→ PROBLEM REQUIREMENTS
Give the count of lines that include the string "Decode". Add nothing to it.

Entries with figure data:
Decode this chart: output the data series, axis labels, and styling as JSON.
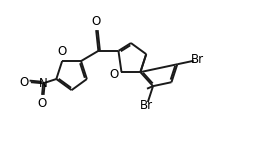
{
  "bg_color": "#ffffff",
  "bond_color": "#1a1a1a",
  "bond_width": 1.4,
  "font_size": 8.5,
  "xlim": [
    0,
    10.5
  ],
  "ylim": [
    0,
    6.5
  ],
  "figsize": [
    2.65,
    1.45
  ],
  "dpi": 100
}
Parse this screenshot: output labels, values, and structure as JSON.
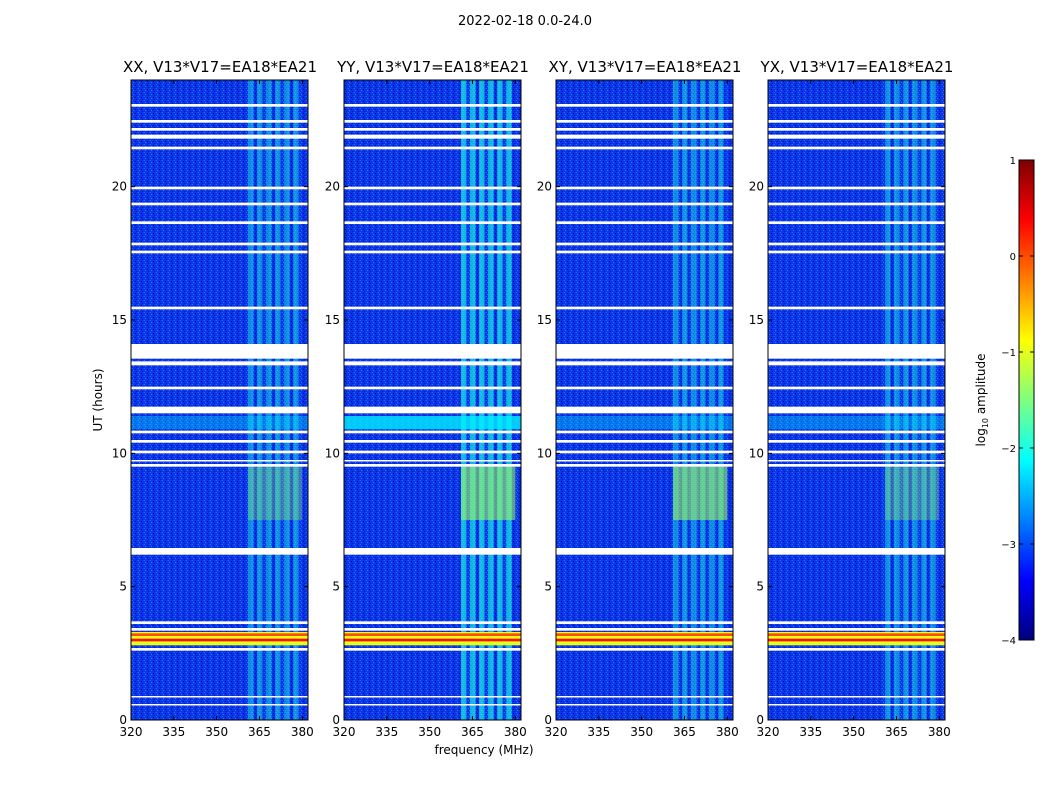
{
  "figure": {
    "suptitle": "2022-02-18 0.0-24.0",
    "xlabel": "frequency (MHz)",
    "ylabel": "UT (hours)",
    "colorbar_label": "log",
    "colorbar_label_sub": "10",
    "colorbar_label_rest": " amplitude"
  },
  "chart_data": {
    "type": "heatmap",
    "title": "2022-02-18 0.0-24.0",
    "xlabel": "frequency (MHz)",
    "ylabel": "UT (hours)",
    "xlim": [
      320,
      382
    ],
    "ylim": [
      0,
      24
    ],
    "xticks": [
      320,
      335,
      350,
      365,
      380
    ],
    "yticks": [
      0,
      5,
      10,
      15,
      20
    ],
    "colorbar": {
      "label": "log10 amplitude",
      "range": [
        -4,
        1
      ],
      "ticks": [
        1,
        0,
        -1,
        -2,
        -3,
        -4
      ],
      "tick_labels": [
        "1",
        "0",
        "−1",
        "−2",
        "−3",
        "−4"
      ],
      "colormap": "jet",
      "colors": [
        "#00007f",
        "#0000ff",
        "#007fff",
        "#00ffff",
        "#7fff7f",
        "#ffff00",
        "#ff7f00",
        "#ff0000",
        "#7f0000"
      ]
    },
    "panels": [
      {
        "title": "XX, V13*V17=EA18*EA21",
        "pol": "XX"
      },
      {
        "title": "YY, V13*V17=EA18*EA21",
        "pol": "YY"
      },
      {
        "title": "XY, V13*V17=EA18*EA21",
        "pol": "XY"
      },
      {
        "title": "YX, V13*V17=EA18*EA21",
        "pol": "YX"
      }
    ],
    "background_level": -3.0,
    "rfi_band_mhz": [
      361,
      380
    ],
    "rfi_band_level": -2.0,
    "flag_gaps_ut": [
      [
        0.55,
        0.6
      ],
      [
        0.85,
        0.9
      ],
      [
        2.6,
        2.7
      ],
      [
        3.35,
        3.45
      ],
      [
        3.6,
        3.7
      ],
      [
        6.2,
        6.45
      ],
      [
        9.5,
        9.6
      ],
      [
        9.7,
        9.75
      ],
      [
        10.0,
        10.1
      ],
      [
        10.4,
        10.5
      ],
      [
        10.75,
        10.85
      ],
      [
        11.5,
        11.75
      ],
      [
        12.4,
        12.5
      ],
      [
        13.3,
        13.45
      ],
      [
        13.55,
        14.1
      ],
      [
        15.4,
        15.5
      ],
      [
        17.5,
        17.6
      ],
      [
        17.8,
        17.9
      ],
      [
        18.6,
        18.7
      ],
      [
        19.3,
        19.4
      ],
      [
        19.9,
        20.0
      ],
      [
        21.4,
        21.5
      ],
      [
        21.8,
        21.95
      ],
      [
        22.1,
        22.2
      ],
      [
        22.4,
        22.5
      ],
      [
        23.0,
        23.1
      ]
    ],
    "strong_rfi_ut": [
      2.8,
      3.3
    ],
    "strong_rfi_level": 0.3
  }
}
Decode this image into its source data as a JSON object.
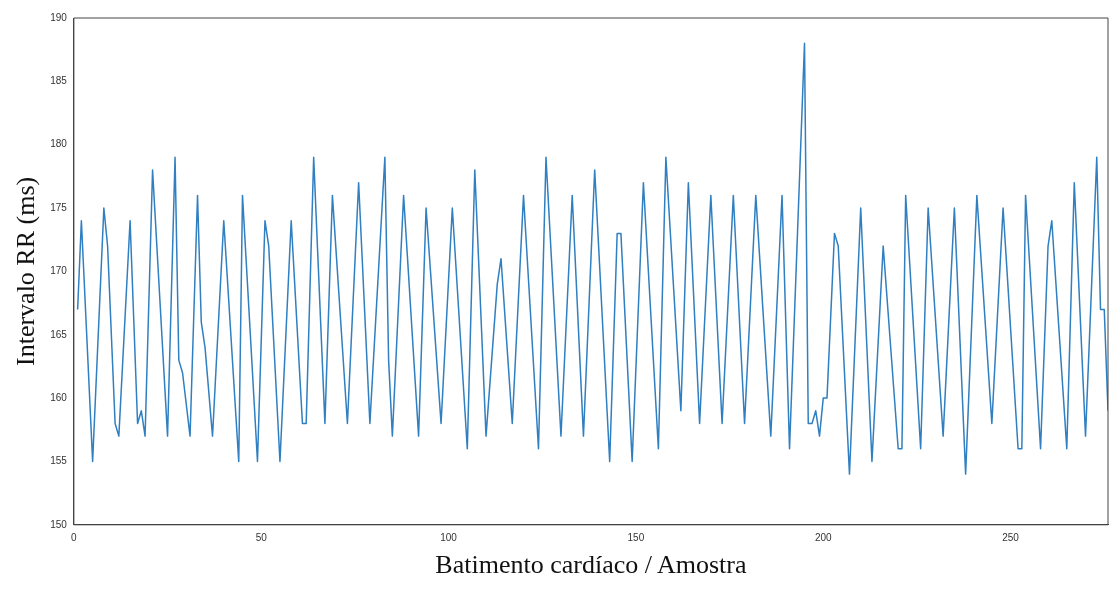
{
  "chart_data": {
    "type": "line",
    "xlabel": "Batimento cardíaco / Amostra",
    "ylabel": "Intervalo RR (ms)",
    "x": [
      1,
      2,
      5,
      8,
      9,
      11,
      12,
      15,
      17,
      18,
      19,
      21,
      25,
      27,
      28,
      29,
      31,
      33,
      34,
      35,
      37,
      40,
      44,
      45,
      49,
      51,
      52,
      55,
      58,
      61,
      62,
      64,
      67,
      69,
      73,
      76,
      79,
      83,
      84,
      85,
      88,
      92,
      94,
      98,
      101,
      105,
      107,
      110,
      113,
      114,
      117,
      120,
      124,
      126,
      130,
      133,
      136,
      139,
      143,
      145,
      146,
      149,
      152,
      156,
      158,
      162,
      164,
      167,
      170,
      173,
      176,
      179,
      182,
      186,
      189,
      191,
      195,
      196,
      197,
      198,
      199,
      200,
      201,
      203,
      204,
      207,
      210,
      213,
      216,
      220,
      221,
      222,
      226,
      228,
      232,
      235,
      238,
      241,
      245,
      248,
      252,
      253,
      254,
      258,
      260,
      261,
      265,
      267,
      270,
      273,
      274,
      275,
      276
    ],
    "series": [
      {
        "color": "#2f7fc1",
        "values": [
          167,
          174,
          155,
          175,
          172,
          158,
          157,
          174,
          158,
          159,
          157,
          178,
          157,
          179,
          163,
          162,
          157,
          176,
          166,
          164,
          157,
          174,
          155,
          176,
          155,
          174,
          172,
          155,
          174,
          158,
          158,
          179,
          158,
          176,
          158,
          177,
          158,
          179,
          163,
          157,
          176,
          157,
          175,
          158,
          175,
          156,
          178,
          157,
          169,
          171,
          158,
          176,
          156,
          179,
          157,
          176,
          157,
          178,
          155,
          173,
          173,
          155,
          177,
          156,
          179,
          159,
          177,
          158,
          176,
          158,
          176,
          158,
          176,
          157,
          176,
          156,
          188,
          158,
          158,
          159,
          157,
          160,
          160,
          173,
          172,
          154,
          175,
          155,
          172,
          156,
          156,
          176,
          156,
          175,
          157,
          175,
          154,
          176,
          158,
          175,
          156,
          156,
          176,
          156,
          172,
          174,
          156,
          177,
          157,
          179,
          167,
          167,
          159
        ]
      }
    ],
    "xlim": [
      0,
      276
    ],
    "xticks": [
      0,
      50,
      100,
      150,
      200,
      250
    ],
    "ylim": [
      150,
      190
    ],
    "yticks": [
      150,
      155,
      160,
      165,
      170,
      175,
      180,
      185,
      190
    ],
    "grid": false,
    "legend": false,
    "marker": "none",
    "line_style": "solid"
  }
}
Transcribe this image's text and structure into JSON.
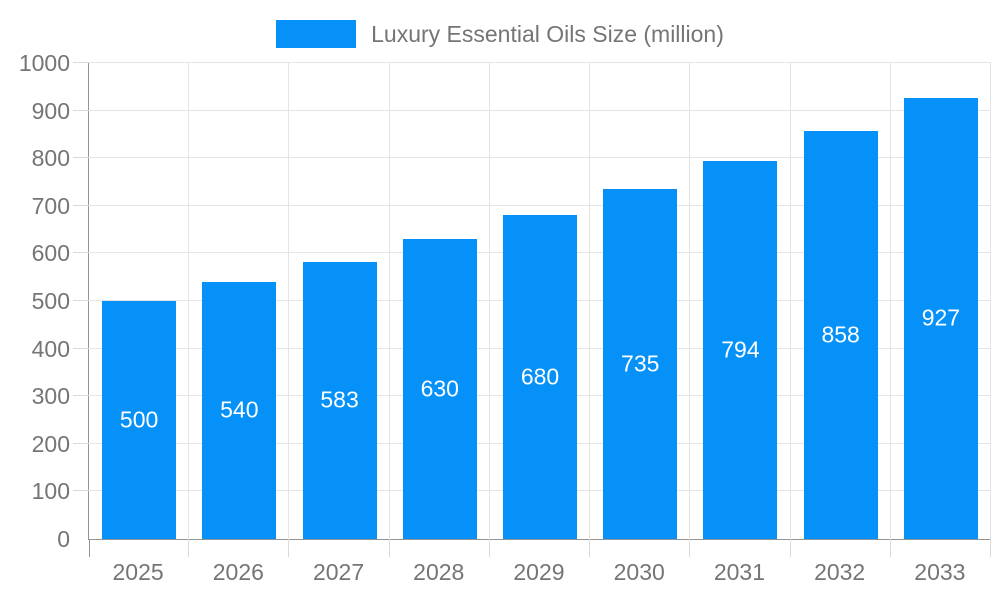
{
  "legend": {
    "label": "Luxury Essential Oils Size (million)"
  },
  "chart_data": {
    "type": "bar",
    "title": "Luxury Essential Oils Size (million)",
    "series_name": "Luxury Essential Oils Size (million)",
    "categories": [
      "2025",
      "2026",
      "2027",
      "2028",
      "2029",
      "2030",
      "2031",
      "2032",
      "2033"
    ],
    "values": [
      500,
      540,
      583,
      630,
      680,
      735,
      794,
      858,
      927
    ],
    "xlabel": "",
    "ylabel": "",
    "ylim": [
      0,
      1000
    ],
    "y_tick_step": 100,
    "y_ticks": [
      0,
      100,
      200,
      300,
      400,
      500,
      600,
      700,
      800,
      900,
      1000
    ],
    "grid": true,
    "legend_position": "top-center",
    "value_labels": "inside-center",
    "bar_color": "#0591f8",
    "value_label_color": "#ffffff",
    "gridline_color": "#e4e4e4",
    "tick_color": "#dadada",
    "axis_line_color": "#949494",
    "tick_label_color": "#757575"
  }
}
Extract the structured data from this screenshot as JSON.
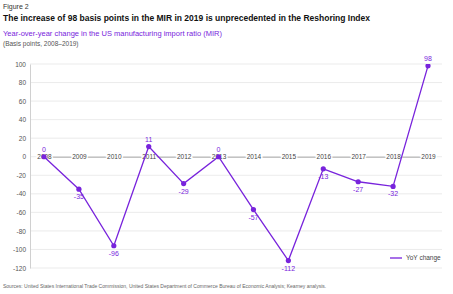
{
  "chart_data": {
    "type": "line",
    "label": "Figure 2",
    "title": "The increase of 98 basis points in the MIR in 2019 is unprecedented in the Reshoring Index",
    "subtitle": "Year-over-year change in the US manufacturing import ratio (MIR)",
    "y_axis_label": "(Basis points, 2008–2019)",
    "source": "Sources: United States International Trade Commission, United States Department of Commerce Bureau of Economic Analysis; Kearney analysis.",
    "categories": [
      "2008",
      "2009",
      "2010",
      "2011",
      "2012",
      "2013",
      "2014",
      "2015",
      "2016",
      "2017",
      "2018",
      "2019"
    ],
    "series": [
      {
        "name": "YoY change",
        "color": "#7823dc",
        "marker": "circle",
        "values": [
          0,
          -35,
          -96,
          11,
          -29,
          0,
          -57,
          -112,
          -13,
          -27,
          -32,
          98
        ]
      }
    ],
    "ylim": [
      -120,
      100
    ],
    "yticks": [
      -120,
      -100,
      -80,
      -60,
      -40,
      -20,
      0,
      20,
      40,
      60,
      80,
      100
    ],
    "grid": true,
    "data_labels": true,
    "legend": "lower right"
  }
}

→ THE SOLUTION
2